**OBJECTIVE**
Pictures within the data are to be left out; everything else must be reproduced exactly.

━━━ DATASET

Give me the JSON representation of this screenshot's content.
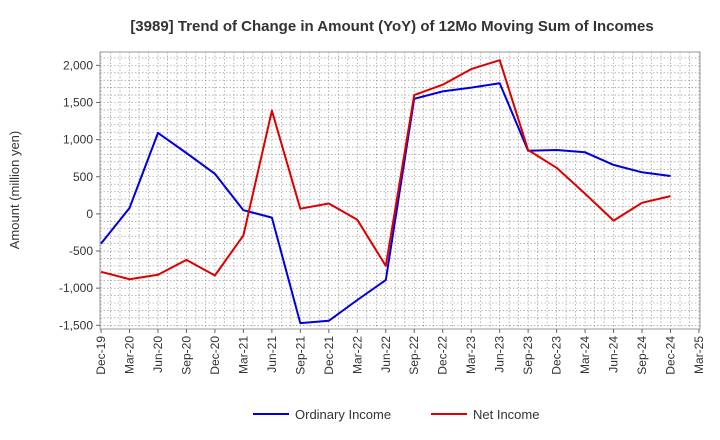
{
  "chart_data": {
    "type": "line",
    "title": "[3989]  Trend of Change in Amount (YoY) of 12Mo Moving Sum of Incomes",
    "ylabel": "Amount (million yen)",
    "xlabel": "",
    "ylim": [
      -1550,
      2180
    ],
    "yticks": [
      -1500,
      -1000,
      -500,
      0,
      500,
      1000,
      1500,
      2000
    ],
    "ytick_labels": [
      "-1,500",
      "-1,000",
      "-500",
      "0",
      "500",
      "1,000",
      "1,500",
      "2,000"
    ],
    "categories": [
      "Dec-19",
      "Mar-20",
      "Jun-20",
      "Sep-20",
      "Dec-20",
      "Mar-21",
      "Jun-21",
      "Sep-21",
      "Dec-21",
      "Mar-22",
      "Jun-22",
      "Sep-22",
      "Dec-22",
      "Mar-23",
      "Jun-23",
      "Sep-23",
      "Dec-23",
      "Mar-24",
      "Jun-24",
      "Sep-24",
      "Dec-24",
      "Mar-25"
    ],
    "grid": true,
    "legend_position": "bottom",
    "series": [
      {
        "name": "Ordinary Income",
        "color": "#0000dd",
        "values": [
          -400,
          80,
          1090,
          820,
          540,
          50,
          -50,
          -1470,
          -1440,
          -1160,
          -890,
          1550,
          1650,
          1700,
          1760,
          850,
          860,
          830,
          660,
          560,
          510,
          null
        ]
      },
      {
        "name": "Net Income",
        "color": "#dd0000",
        "values": [
          -780,
          -880,
          -820,
          -620,
          -830,
          -290,
          1390,
          70,
          140,
          -80,
          -700,
          1600,
          1740,
          1950,
          2070,
          860,
          620,
          270,
          -90,
          150,
          240,
          null
        ]
      }
    ]
  }
}
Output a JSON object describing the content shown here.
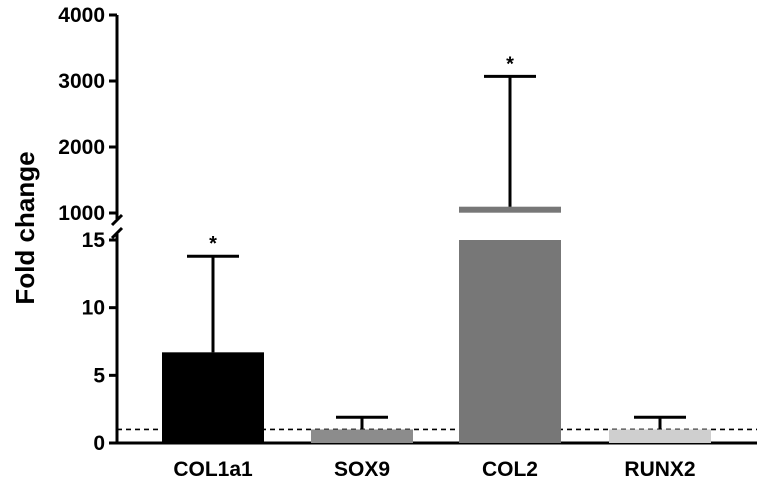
{
  "chart_data": {
    "type": "bar",
    "ylabel": "Fold change",
    "categories": [
      "COL1a1",
      "SOX9",
      "COL2",
      "RUNX2"
    ],
    "values": [
      6.7,
      1.0,
      1050,
      1.0
    ],
    "error_upper": [
      13.8,
      1.9,
      3070,
      1.9
    ],
    "significance": [
      "*",
      "",
      "*",
      ""
    ],
    "colors": [
      "#000000",
      "#8c8c8c",
      "#777777",
      "#cfcfcf"
    ],
    "reference_line": 1,
    "axis_break": true,
    "y_lower_range": [
      0,
      15
    ],
    "y_lower_ticks": [
      "0",
      "5",
      "10",
      "15"
    ],
    "y_upper_range": [
      1000,
      4000
    ],
    "y_upper_ticks": [
      "1000",
      "2000",
      "3000",
      "4000"
    ]
  }
}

━━━━━━

**SOLUTION TO THE EXERCISE**
Give me the JSON representation of this screenshot's content.
{
  "chart_data": {
    "type": "line",
    "title": "[3989]  Trend of Change in Amount (YoY) of 12Mo Moving Sum of Incomes",
    "ylabel": "Amount (million yen)",
    "xlabel": "",
    "ylim": [
      -1550,
      2180
    ],
    "yticks": [
      -1500,
      -1000,
      -500,
      0,
      500,
      1000,
      1500,
      2000
    ],
    "ytick_labels": [
      "-1,500",
      "-1,000",
      "-500",
      "0",
      "500",
      "1,000",
      "1,500",
      "2,000"
    ],
    "categories": [
      "Dec-19",
      "Mar-20",
      "Jun-20",
      "Sep-20",
      "Dec-20",
      "Mar-21",
      "Jun-21",
      "Sep-21",
      "Dec-21",
      "Mar-22",
      "Jun-22",
      "Sep-22",
      "Dec-22",
      "Mar-23",
      "Jun-23",
      "Sep-23",
      "Dec-23",
      "Mar-24",
      "Jun-24",
      "Sep-24",
      "Dec-24",
      "Mar-25"
    ],
    "grid": true,
    "legend_position": "bottom",
    "series": [
      {
        "name": "Ordinary Income",
        "color": "#0000dd",
        "values": [
          -400,
          80,
          1090,
          820,
          540,
          50,
          -50,
          -1470,
          -1440,
          -1160,
          -890,
          1550,
          1650,
          1700,
          1760,
          850,
          860,
          830,
          660,
          560,
          510,
          null
        ]
      },
      {
        "name": "Net Income",
        "color": "#dd0000",
        "values": [
          -780,
          -880,
          -820,
          -620,
          -830,
          -290,
          1390,
          70,
          140,
          -80,
          -700,
          1600,
          1740,
          1950,
          2070,
          860,
          620,
          270,
          -90,
          150,
          240,
          null
        ]
      }
    ]
  }
}
Output a JSON object describing the content shown here.
{
  "chart_data": {
    "type": "bar",
    "ylabel": "Fold change",
    "categories": [
      "COL1a1",
      "SOX9",
      "COL2",
      "RUNX2"
    ],
    "values": [
      6.7,
      1.0,
      1050,
      1.0
    ],
    "error_upper": [
      13.8,
      1.9,
      3070,
      1.9
    ],
    "significance": [
      "*",
      "",
      "*",
      ""
    ],
    "colors": [
      "#000000",
      "#8c8c8c",
      "#777777",
      "#cfcfcf"
    ],
    "reference_line": 1,
    "axis_break": true,
    "y_lower_range": [
      0,
      15
    ],
    "y_lower_ticks": [
      "0",
      "5",
      "10",
      "15"
    ],
    "y_upper_range": [
      1000,
      4000
    ],
    "y_upper_ticks": [
      "1000",
      "2000",
      "3000",
      "4000"
    ]
  }
}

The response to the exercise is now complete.